__Instructions to follow__
Rewrite all of the entries below, swapping every "log-status" for "log-state" and changing nothing else. Omit the pictures from your copy.
** begin Exercise inputs **
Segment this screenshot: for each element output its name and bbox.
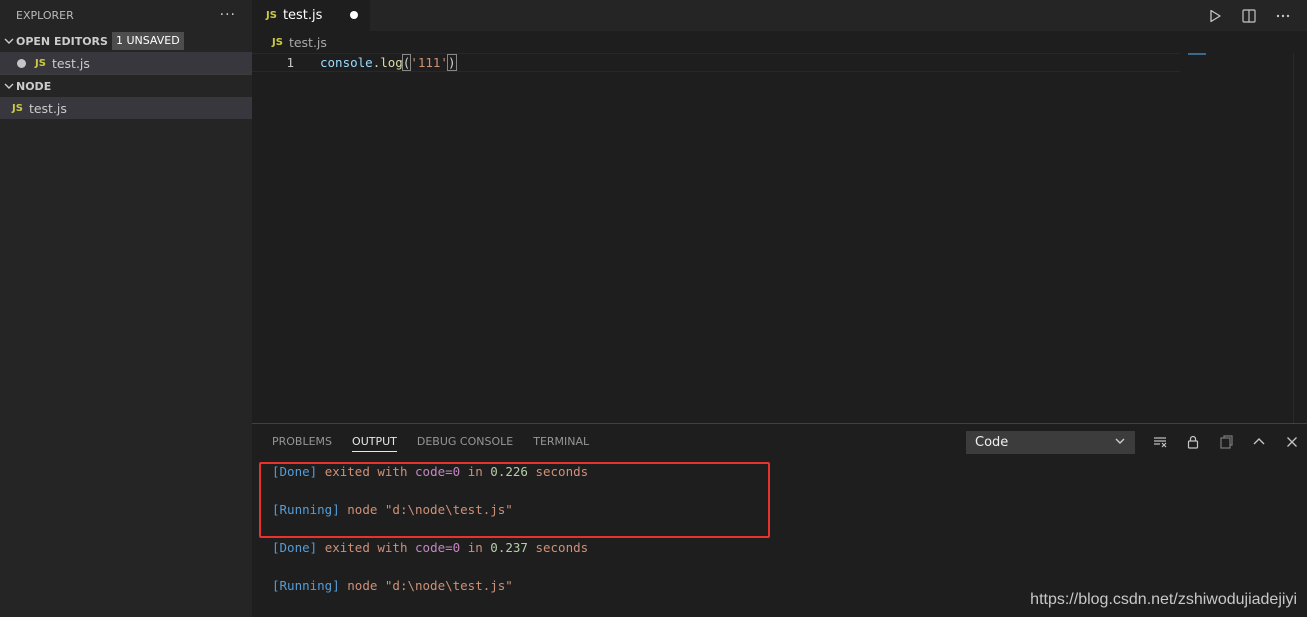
log-exit-code: code=0: [415, 540, 461, 555]
open-editors-label: OPEN EDITORS: [16, 34, 108, 48]
tab-debug-console[interactable]: DEBUG CONSOLE: [417, 424, 513, 459]
line-number: 1: [286, 55, 294, 70]
editor-actions: [1203, 0, 1307, 31]
code-line[interactable]: 1 console.log('111'): [252, 53, 1180, 72]
output-channel-select[interactable]: Code: [966, 431, 1135, 454]
breadcrumb[interactable]: JS test.js: [252, 31, 1307, 53]
token-string: '111': [410, 55, 448, 70]
tab-terminal[interactable]: TERMINAL: [533, 424, 589, 459]
output-line: [Running] node "d:\node\test.js": [272, 577, 513, 595]
open-editors-section[interactable]: OPEN EDITORS 1 UNSAVED: [0, 30, 252, 52]
log-status: [Done]: [272, 464, 318, 479]
code-text[interactable]: console.log('111'): [320, 54, 457, 71]
lock-icon[interactable]: [1181, 430, 1205, 454]
log-text: exited with: [324, 540, 408, 555]
log-command: node "d:\node\test.js": [347, 502, 513, 517]
unsaved-dot-icon[interactable]: [17, 58, 26, 68]
file-tree-filename: test.js: [28, 100, 67, 116]
explorer-title: EXPLORER: [16, 8, 74, 22]
code-editor[interactable]: 1 console.log('111'): [252, 53, 1307, 423]
breadcrumb-file[interactable]: test.js: [289, 35, 327, 50]
file-tree-item[interactable]: JS test.js: [0, 97, 252, 119]
js-file-icon: JS: [12, 102, 23, 114]
js-file-icon: JS: [35, 57, 46, 69]
editor-tab-test-js[interactable]: JS test.js: [252, 0, 370, 31]
chevron-down-icon: [1114, 435, 1126, 451]
explorer-header: EXPLORER ···: [0, 0, 252, 30]
log-duration: 0.226: [490, 464, 528, 479]
log-status: [Running]: [272, 578, 340, 593]
log-text: in: [467, 464, 483, 479]
tab-problems[interactable]: PROBLEMS: [272, 424, 332, 459]
panel-actions: [1148, 430, 1304, 454]
unsaved-badge: 1 UNSAVED: [111, 32, 184, 50]
more-actions-icon[interactable]: ···: [220, 7, 236, 23]
log-command: node "d:\node\test.js": [347, 578, 513, 593]
editor-tab-bar: JS test.js: [252, 0, 1307, 31]
bottom-panel: PROBLEMS OUTPUT DEBUG CONSOLE TERMINAL C…: [252, 423, 1307, 617]
open-editor-filename: test.js: [51, 55, 90, 71]
log-status: [Running]: [272, 502, 340, 517]
output-line: [Done] exited with code=0 in 0.226 secon…: [272, 463, 588, 481]
editor-scrollbar[interactable]: [1293, 53, 1307, 423]
chevron-down-icon: [2, 36, 16, 46]
log-text: seconds: [535, 540, 589, 555]
log-exit-code: code=0: [415, 464, 461, 479]
unsaved-dot-icon[interactable]: [350, 11, 358, 19]
clear-output-icon[interactable]: [1148, 430, 1172, 454]
log-text: seconds: [535, 464, 589, 479]
explorer-sidebar: EXPLORER ··· OPEN EDITORS 1 UNSAVED JS t…: [0, 0, 252, 617]
chevron-down-icon: [2, 81, 16, 91]
maximize-panel-icon[interactable]: [1247, 430, 1271, 454]
open-editor-item[interactable]: JS test.js: [0, 52, 252, 74]
more-actions-icon[interactable]: [1271, 4, 1295, 28]
token-paren-close: ): [447, 54, 457, 71]
tab-output[interactable]: OUTPUT: [352, 424, 397, 459]
open-log-file-icon[interactable]: [1214, 430, 1238, 454]
log-text: exited with: [324, 464, 408, 479]
minimap[interactable]: [1188, 53, 1206, 55]
output-line: [Running] node "d:\node\test.js": [272, 501, 513, 519]
editor-group: JS test.js JS test.js 1 console.log('111…: [252, 0, 1307, 423]
js-file-icon: JS: [272, 36, 283, 48]
js-file-icon: JS: [266, 10, 277, 21]
split-editor-icon[interactable]: [1237, 4, 1261, 28]
tab-label: test.js: [282, 8, 323, 23]
watermark: https://blog.csdn.net/zshiwodujiadejiyi: [1030, 591, 1297, 608]
close-icon[interactable]: [1280, 430, 1304, 454]
panel-header: PROBLEMS OUTPUT DEBUG CONSOLE TERMINAL C…: [252, 424, 1307, 459]
folder-label: NODE: [16, 79, 52, 93]
log-text: in: [467, 540, 483, 555]
log-duration: 0.237: [490, 540, 528, 555]
output-line: [Done] exited with code=0 in 0.237 secon…: [272, 539, 588, 557]
run-icon[interactable]: [1203, 4, 1227, 28]
log-status: [Done]: [272, 540, 318, 555]
token-object: console: [320, 55, 373, 70]
token-method: log: [380, 55, 403, 70]
folder-section[interactable]: NODE: [0, 75, 252, 97]
output-channel-value: Code: [975, 435, 1009, 450]
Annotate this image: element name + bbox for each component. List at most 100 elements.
** end Exercise inputs **
__Final result__
Segment this screenshot: for each element output its name and bbox.
log-exit-code: code=0: [415, 540, 461, 555]
open-editors-label: OPEN EDITORS: [16, 34, 108, 48]
tab-debug-console[interactable]: DEBUG CONSOLE: [417, 424, 513, 459]
line-number: 1: [286, 55, 294, 70]
editor-actions: [1203, 0, 1307, 31]
code-line[interactable]: 1 console.log('111'): [252, 53, 1180, 72]
output-channel-select[interactable]: Code: [966, 431, 1135, 454]
breadcrumb[interactable]: JS test.js: [252, 31, 1307, 53]
token-string: '111': [410, 55, 448, 70]
tab-terminal[interactable]: TERMINAL: [533, 424, 589, 459]
output-line: [Running] node "d:\node\test.js": [272, 577, 513, 595]
open-editors-section[interactable]: OPEN EDITORS 1 UNSAVED: [0, 30, 252, 52]
log-state: [Done]: [272, 464, 318, 479]
code-text[interactable]: console.log('111'): [320, 54, 457, 71]
lock-icon[interactable]: [1181, 430, 1205, 454]
log-text: exited with: [324, 540, 408, 555]
log-command: node "d:\node\test.js": [347, 502, 513, 517]
unsaved-dot-icon[interactable]: [17, 58, 26, 68]
file-tree-filename: test.js: [28, 100, 67, 116]
explorer-title: EXPLORER: [16, 8, 74, 22]
code-editor[interactable]: 1 console.log('111'): [252, 53, 1307, 423]
breadcrumb-file[interactable]: test.js: [289, 35, 327, 50]
file-tree-item[interactable]: JS test.js: [0, 97, 252, 119]
js-file-icon: JS: [12, 102, 23, 114]
js-file-icon: JS: [35, 57, 46, 69]
editor-tab-test-js[interactable]: JS test.js: [252, 0, 370, 31]
chevron-down-icon: [1114, 435, 1126, 451]
explorer-header: EXPLORER ···: [0, 0, 252, 30]
log-duration: 0.226: [490, 464, 528, 479]
log-state: [Running]: [272, 578, 340, 593]
log-text: in: [467, 464, 483, 479]
tab-problems[interactable]: PROBLEMS: [272, 424, 332, 459]
panel-actions: [1148, 430, 1304, 454]
unsaved-badge: 1 UNSAVED: [111, 32, 184, 50]
more-actions-icon[interactable]: ···: [220, 7, 236, 23]
log-command: node "d:\node\test.js": [347, 578, 513, 593]
editor-tab-bar: JS test.js: [252, 0, 1307, 31]
bottom-panel: PROBLEMS OUTPUT DEBUG CONSOLE TERMINAL C…: [252, 423, 1307, 617]
open-editor-filename: test.js: [51, 55, 90, 71]
log-state: [Running]: [272, 502, 340, 517]
output-line: [Done] exited with code=0 in 0.226 secon…: [272, 463, 588, 481]
editor-scrollbar[interactable]: [1293, 53, 1307, 423]
chevron-down-icon: [2, 36, 16, 46]
log-text: seconds: [535, 540, 589, 555]
log-exit-code: code=0: [415, 464, 461, 479]
unsaved-dot-icon[interactable]: [350, 11, 358, 19]
clear-output-icon[interactable]: [1148, 430, 1172, 454]
log-text: seconds: [535, 464, 589, 479]
explorer-sidebar: EXPLORER ··· OPEN EDITORS 1 UNSAVED JS t…: [0, 0, 252, 617]
chevron-down-icon: [2, 81, 16, 91]
maximize-panel-icon[interactable]: [1247, 430, 1271, 454]
open-editor-item[interactable]: JS test.js: [0, 52, 252, 74]
more-actions-icon[interactable]: [1271, 4, 1295, 28]
token-paren-close: ): [447, 54, 457, 71]
tab-output[interactable]: OUTPUT: [352, 424, 397, 459]
open-log-file-icon[interactable]: [1214, 430, 1238, 454]
log-text: exited with: [324, 464, 408, 479]
minimap[interactable]: [1188, 53, 1206, 55]
output-line: [Running] node "d:\node\test.js": [272, 501, 513, 519]
editor-group: JS test.js JS test.js 1 console.log('111…: [252, 0, 1307, 423]
js-file-icon: JS: [272, 36, 283, 48]
js-file-icon: JS: [266, 10, 277, 21]
split-editor-icon[interactable]: [1237, 4, 1261, 28]
tab-label: test.js: [282, 8, 323, 23]
watermark: https://blog.csdn.net/zshiwodujiadejiyi: [1030, 591, 1297, 608]
close-icon[interactable]: [1280, 430, 1304, 454]
panel-header: PROBLEMS OUTPUT DEBUG CONSOLE TERMINAL C…: [252, 424, 1307, 459]
folder-label: NODE: [16, 79, 52, 93]
log-text: in: [467, 540, 483, 555]
log-duration: 0.237: [490, 540, 528, 555]
output-line: [Done] exited with code=0 in 0.237 secon…: [272, 539, 588, 557]
run-icon[interactable]: [1203, 4, 1227, 28]
log-state: [Done]: [272, 540, 318, 555]
token-object: console: [320, 55, 373, 70]
token-method: log: [380, 55, 403, 70]
folder-section[interactable]: NODE: [0, 75, 252, 97]
output-channel-value: Code: [975, 435, 1009, 450]
Annotate this image: element name + bbox for each component. List at most 100 elements.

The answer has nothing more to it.